- _Task goal_
Transcribe the entries that follow, word for word.

- _Records shown_
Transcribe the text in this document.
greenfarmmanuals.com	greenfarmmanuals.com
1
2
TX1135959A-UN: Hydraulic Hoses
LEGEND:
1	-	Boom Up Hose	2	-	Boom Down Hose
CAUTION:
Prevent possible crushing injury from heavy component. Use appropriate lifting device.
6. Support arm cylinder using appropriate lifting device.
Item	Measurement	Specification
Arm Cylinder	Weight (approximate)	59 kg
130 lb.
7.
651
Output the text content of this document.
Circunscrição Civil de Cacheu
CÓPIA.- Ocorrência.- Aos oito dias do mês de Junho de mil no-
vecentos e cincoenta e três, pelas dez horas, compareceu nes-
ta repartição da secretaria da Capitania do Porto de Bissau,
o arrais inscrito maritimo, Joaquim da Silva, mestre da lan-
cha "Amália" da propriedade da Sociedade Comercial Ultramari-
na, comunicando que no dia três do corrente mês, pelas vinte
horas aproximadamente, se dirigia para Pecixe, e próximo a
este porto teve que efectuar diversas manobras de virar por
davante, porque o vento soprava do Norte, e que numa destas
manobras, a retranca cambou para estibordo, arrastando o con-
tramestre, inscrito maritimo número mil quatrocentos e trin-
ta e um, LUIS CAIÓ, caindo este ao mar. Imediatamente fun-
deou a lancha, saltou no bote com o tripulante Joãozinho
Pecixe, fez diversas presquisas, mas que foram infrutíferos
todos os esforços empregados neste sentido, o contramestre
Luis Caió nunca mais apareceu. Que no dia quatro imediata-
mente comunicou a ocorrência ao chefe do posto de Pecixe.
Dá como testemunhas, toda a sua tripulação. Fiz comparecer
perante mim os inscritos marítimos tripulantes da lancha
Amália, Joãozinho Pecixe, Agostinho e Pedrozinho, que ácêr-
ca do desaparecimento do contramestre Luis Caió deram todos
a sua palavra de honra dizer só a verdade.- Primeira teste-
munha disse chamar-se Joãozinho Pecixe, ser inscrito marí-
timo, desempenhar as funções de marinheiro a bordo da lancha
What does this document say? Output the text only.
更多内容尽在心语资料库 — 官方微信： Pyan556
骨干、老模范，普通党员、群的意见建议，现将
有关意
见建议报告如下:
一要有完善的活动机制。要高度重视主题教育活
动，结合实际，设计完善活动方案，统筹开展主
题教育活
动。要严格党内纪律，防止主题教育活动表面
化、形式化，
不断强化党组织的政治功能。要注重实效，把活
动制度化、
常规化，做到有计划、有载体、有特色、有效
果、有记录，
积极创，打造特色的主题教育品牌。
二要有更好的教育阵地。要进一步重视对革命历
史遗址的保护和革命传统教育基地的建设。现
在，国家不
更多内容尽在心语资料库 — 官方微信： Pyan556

- _Completed exercise_
Transcribe the text in this document.
greenfarmmanuals.com	greenfarmmanuals.com
1
2
TX1135959A-UN: Hydraulic Hoses
LEGEND:
1	-	Boom Up Hose	2	-	Boom Down Hose
CAUTION:
Prevent possible crushing injury from heavy component. Use appropriate lifting device.
6. Support arm cylinder using appropriate lifting device.
Item	Measurement	Specification
Arm Cylinder	Weight (approximate)	59 kg
130 lb.
7.
651
Output the text content of this document.
Circunscrição Civil de Cacheu
CÓPIA.- Ocorrência.- Aos oito dias do mês de Junho de mil no-
vecentos e cincoenta e três, pelas dez horas, compareceu nes-
ta repartição da secretaria da Capitania do Porto de Bissau,
o arrais inscrito maritimo, Joaquim da Silva, mestre da lan-
cha "Amália" da propriedade da Sociedade Comercial Ultramari-
na, comunicando que no dia três do corrente mês, pelas vinte
horas aproximadamente, se dirigia para Pecixe, e próximo a
este porto teve que efectuar diversas manobras de virar por
davante, porque o vento soprava do Norte, e que numa destas
manobras, a retranca cambou para estibordo, arrastando o con-
tramestre, inscrito maritimo número mil quatrocentos e trin-
ta e um, LUIS CAIÓ, caindo este ao mar. Imediatamente fun-
deou a lancha, saltou no bote com o tripulante Joãozinho
Pecixe, fez diversas presquisas, mas que foram infrutíferos
todos os esforços empregados neste sentido, o contramestre
Luis Caió nunca mais apareceu. Que no dia quatro imediata-
mente comunicou a ocorrência ao chefe do posto de Pecixe.
Dá como testemunhas, toda a sua tripulação. Fiz comparecer
perante mim os inscritos marítimos tripulantes da lancha
Amália, Joãozinho Pecixe, Agostinho e Pedrozinho, que ácêr-
ca do desaparecimento do contramestre Luis Caió deram todos
a sua palavra de honra dizer só a verdade.- Primeira teste-
munha disse chamar-se Joãozinho Pecixe, ser inscrito marí-
timo, desempenhar as funções de marinheiro a bordo da lancha
What does this document say? Output the text only.
更多内容尽在心语资料库 — 官方微信： Pyan556
骨干、老模范，普通党员、群的意见建议，现将
有关意
见建议报告如下:
一要有完善的活动机制。要高度重视主题教育活
动，结合实际，设计完善活动方案，统筹开展主
题教育活
动。要严格党内纪律，防止主题教育活动表面
化、形式化，
不断强化党组织的政治功能。要注重实效，把活
动制度化、
常规化，做到有计划、有载体、有特色、有效
果、有记录，
积极创，打造特色的主题教育品牌。
二要有更好的教育阵地。要进一步重视对革命历
史遗址的保护和革命传统教育基地的建设。现
在，国家不
更多内容尽在心语资料库 — 官方微信： Pyan556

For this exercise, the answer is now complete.